◆ **TASK DETAILS**: Pull every line containing the word "more" from the records.

◆ **EXTRACTED MATERIAL**:

_ _ _ _ _

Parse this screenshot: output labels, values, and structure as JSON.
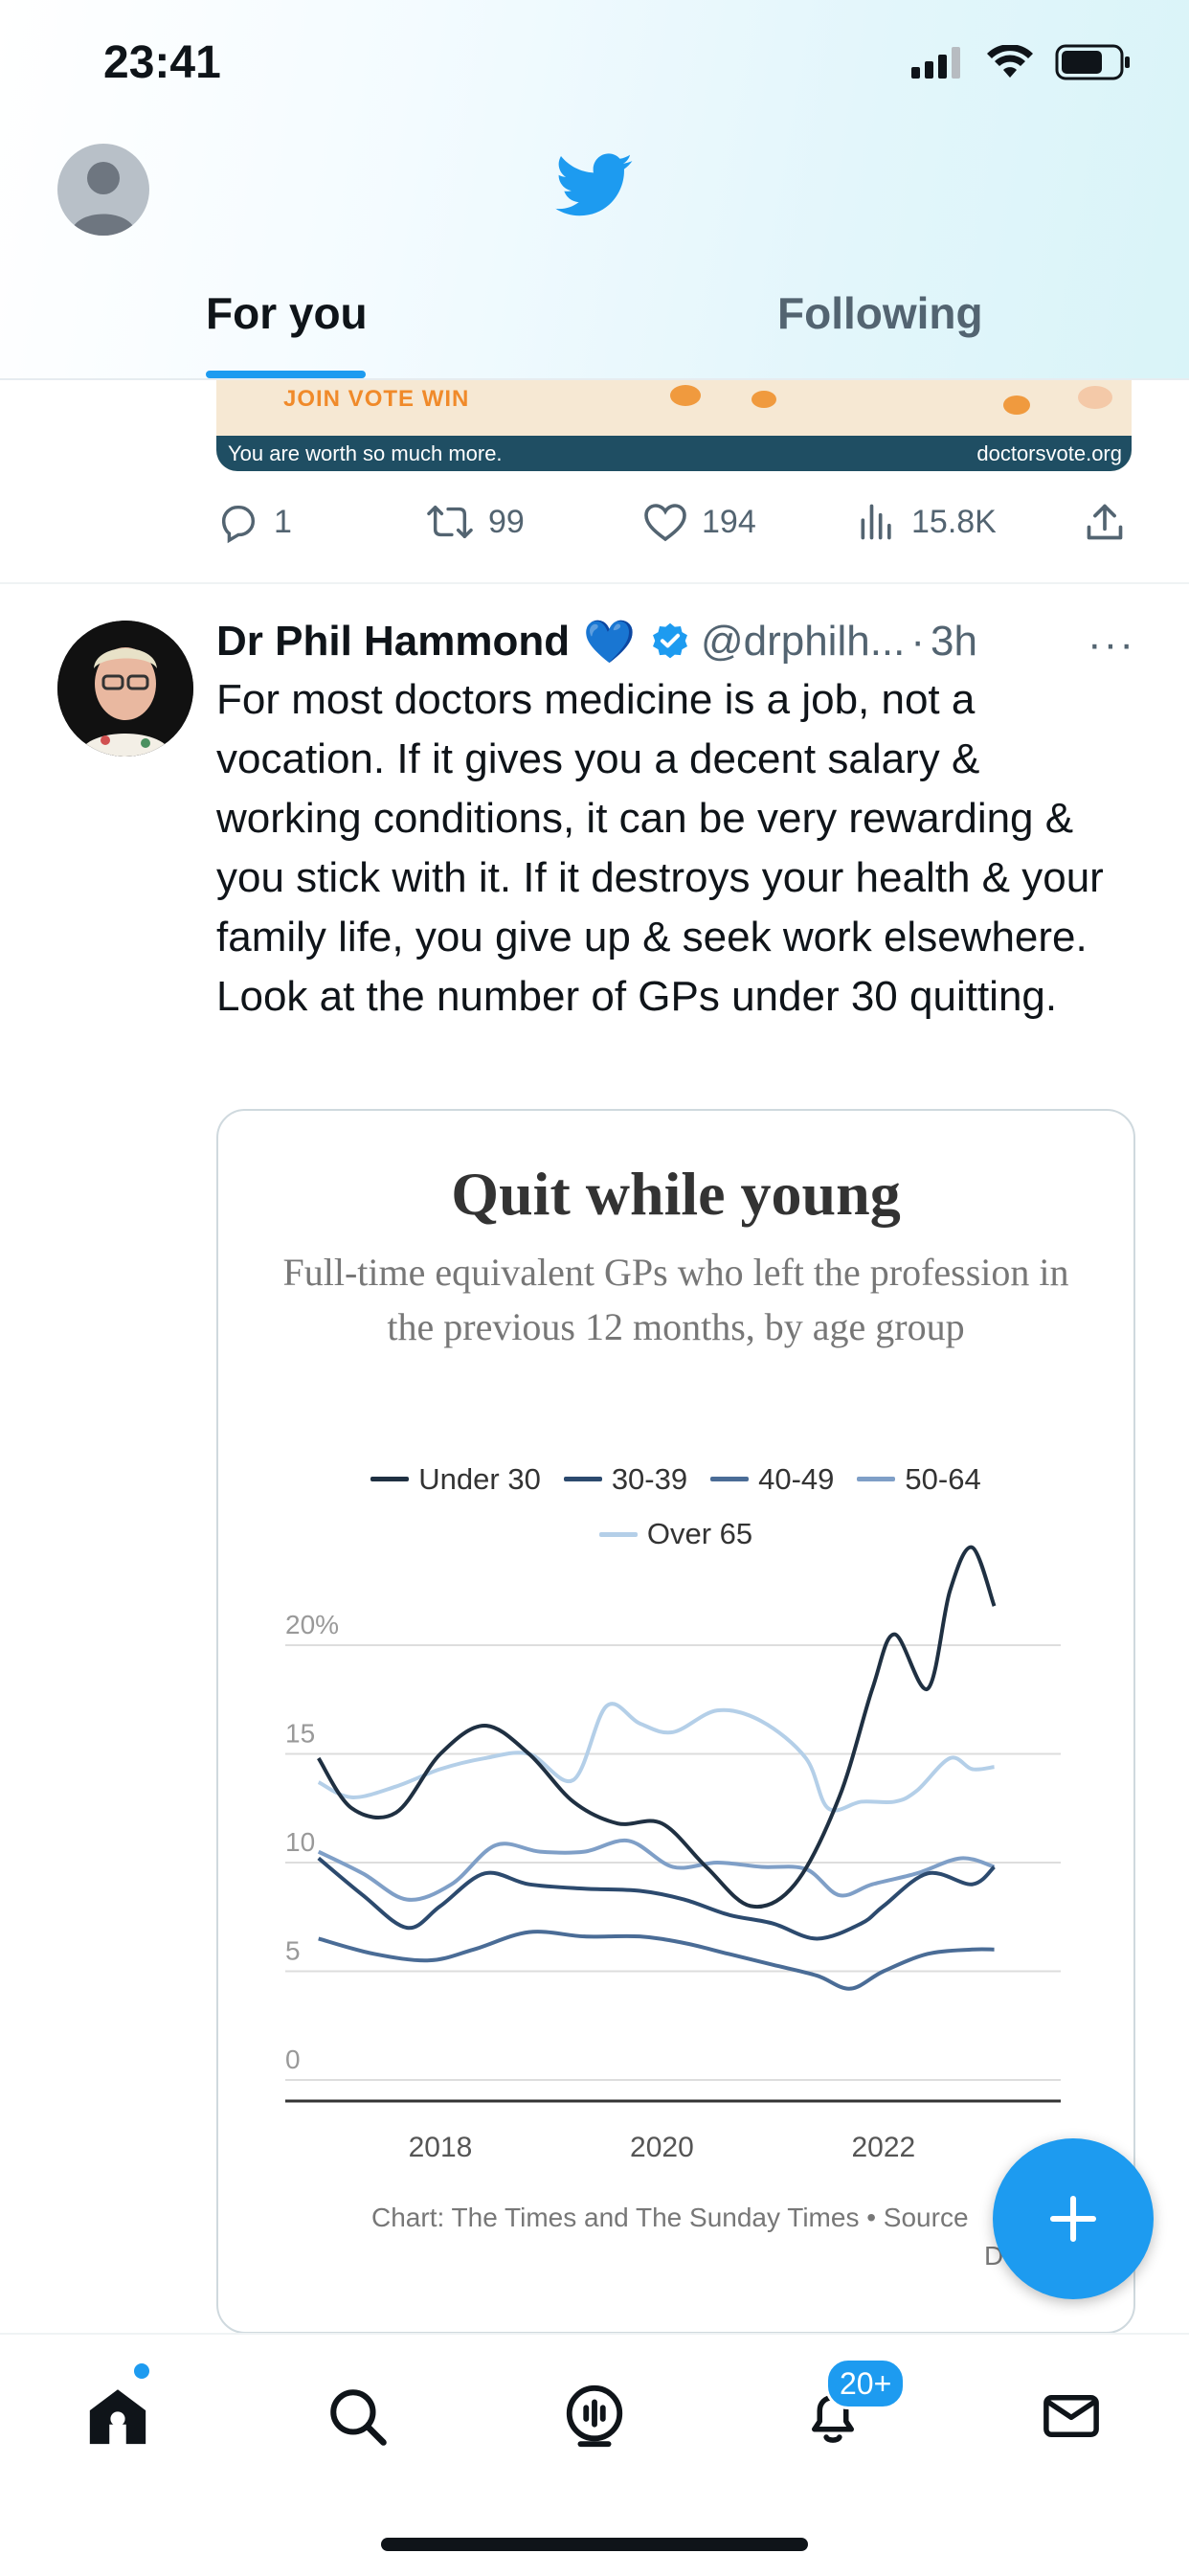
{
  "status_bar": {
    "time": "23:41"
  },
  "header": {
    "tabs": [
      {
        "label": "For you",
        "active": true
      },
      {
        "label": "Following",
        "active": false
      }
    ],
    "accent": "#1d9bf0"
  },
  "previous_tweet": {
    "banner": {
      "top_text": "JOIN VOTE WIN",
      "left_text": "You are worth so much more.",
      "right_text": "doctorsvote.org"
    },
    "stats": {
      "replies": "1",
      "retweets": "99",
      "likes": "194",
      "views": "15.8K"
    }
  },
  "tweet": {
    "author_name": "Dr Phil Hammond",
    "emoji": "💙",
    "handle": "@drphilh...",
    "separator": "·",
    "time": "3h",
    "more": "···",
    "text": "For most doctors medicine is a job, not a vocation. If it gives you a decent salary & working conditions, it can be very rewarding & you stick with it. If it destroys your health & your family life, you give up & seek work elsewhere. Look at the number of GPs under 30 quitting."
  },
  "chart_data": {
    "type": "line",
    "title": "Quit while young",
    "subtitle": "Full-time equivalent GPs who left the profession in the previous 12 months, by age group",
    "xlabel": "",
    "ylabel": "",
    "ylim": [
      0,
      20
    ],
    "y_ticks": [
      "0",
      "5",
      "10",
      "15",
      "20%"
    ],
    "x_ticks": [
      "2018",
      "2020",
      "2022"
    ],
    "xlim": [
      2016.6,
      2023.6
    ],
    "legend_position": "top",
    "grid": true,
    "series": [
      {
        "name": "Under 30",
        "color": "#1f3042",
        "x": [
          2016.9,
          2017.2,
          2017.6,
          2018.0,
          2018.4,
          2018.8,
          2019.2,
          2019.6,
          2020.0,
          2020.4,
          2020.8,
          2021.2,
          2021.6,
          2021.9,
          2022.1,
          2022.4,
          2022.6,
          2022.8,
          2023.0
        ],
        "values": [
          14.8,
          12.5,
          12.3,
          15.0,
          16.3,
          15.0,
          12.8,
          11.8,
          11.8,
          9.8,
          8.0,
          9.0,
          13.0,
          18.0,
          20.5,
          18.0,
          22.5,
          24.5,
          21.8
        ]
      },
      {
        "name": "30-39",
        "color": "#2c4a6e",
        "x": [
          2016.9,
          2017.3,
          2017.7,
          2018.0,
          2018.4,
          2018.8,
          2019.3,
          2019.8,
          2020.2,
          2020.6,
          2021.0,
          2021.4,
          2021.8,
          2022.0,
          2022.4,
          2022.8,
          2023.0
        ],
        "values": [
          10.2,
          8.5,
          7.0,
          8.0,
          9.5,
          9.0,
          8.8,
          8.7,
          8.3,
          7.6,
          7.2,
          6.5,
          7.2,
          8.0,
          9.5,
          9.0,
          9.8
        ]
      },
      {
        "name": "40-49",
        "color": "#4a6c96",
        "x": [
          2016.9,
          2017.4,
          2017.9,
          2018.3,
          2018.8,
          2019.3,
          2019.8,
          2020.2,
          2020.6,
          2021.0,
          2021.4,
          2021.7,
          2022.0,
          2022.4,
          2022.8,
          2023.0
        ],
        "values": [
          6.5,
          5.8,
          5.5,
          6.0,
          6.8,
          6.6,
          6.6,
          6.3,
          5.8,
          5.3,
          4.8,
          4.2,
          5.0,
          5.8,
          6.0,
          6.0
        ]
      },
      {
        "name": "50-64",
        "color": "#7f9fc7",
        "x": [
          2016.9,
          2017.3,
          2017.7,
          2018.1,
          2018.5,
          2018.9,
          2019.3,
          2019.7,
          2020.1,
          2020.5,
          2020.9,
          2021.3,
          2021.6,
          2021.9,
          2022.3,
          2022.7,
          2023.0
        ],
        "values": [
          10.5,
          9.5,
          8.3,
          9.0,
          10.8,
          10.5,
          10.5,
          11.0,
          9.8,
          10.0,
          9.8,
          9.7,
          8.5,
          9.0,
          9.5,
          10.2,
          9.8
        ]
      },
      {
        "name": "Over 65",
        "color": "#b4cfe8",
        "x": [
          2016.9,
          2017.2,
          2017.6,
          2018.0,
          2018.4,
          2018.8,
          2019.2,
          2019.5,
          2019.8,
          2020.1,
          2020.5,
          2020.9,
          2021.3,
          2021.5,
          2021.8,
          2022.1,
          2022.3,
          2022.6,
          2022.8,
          2023.0
        ],
        "values": [
          13.7,
          13.0,
          13.5,
          14.3,
          14.8,
          15.0,
          13.8,
          17.2,
          16.4,
          16.0,
          17.0,
          16.5,
          14.8,
          12.5,
          12.8,
          12.8,
          13.3,
          14.8,
          14.3,
          14.4
        ]
      }
    ],
    "caption": "Chart: The Times and The Sunday Times • Source",
    "caption_cont": "D"
  },
  "bottom_nav": {
    "notification_badge": "20+"
  }
}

_ _ _ _ _

◆ **ANSWER IN FULL**:
      "left_text": "You are worth so much more.",
    "more": "···",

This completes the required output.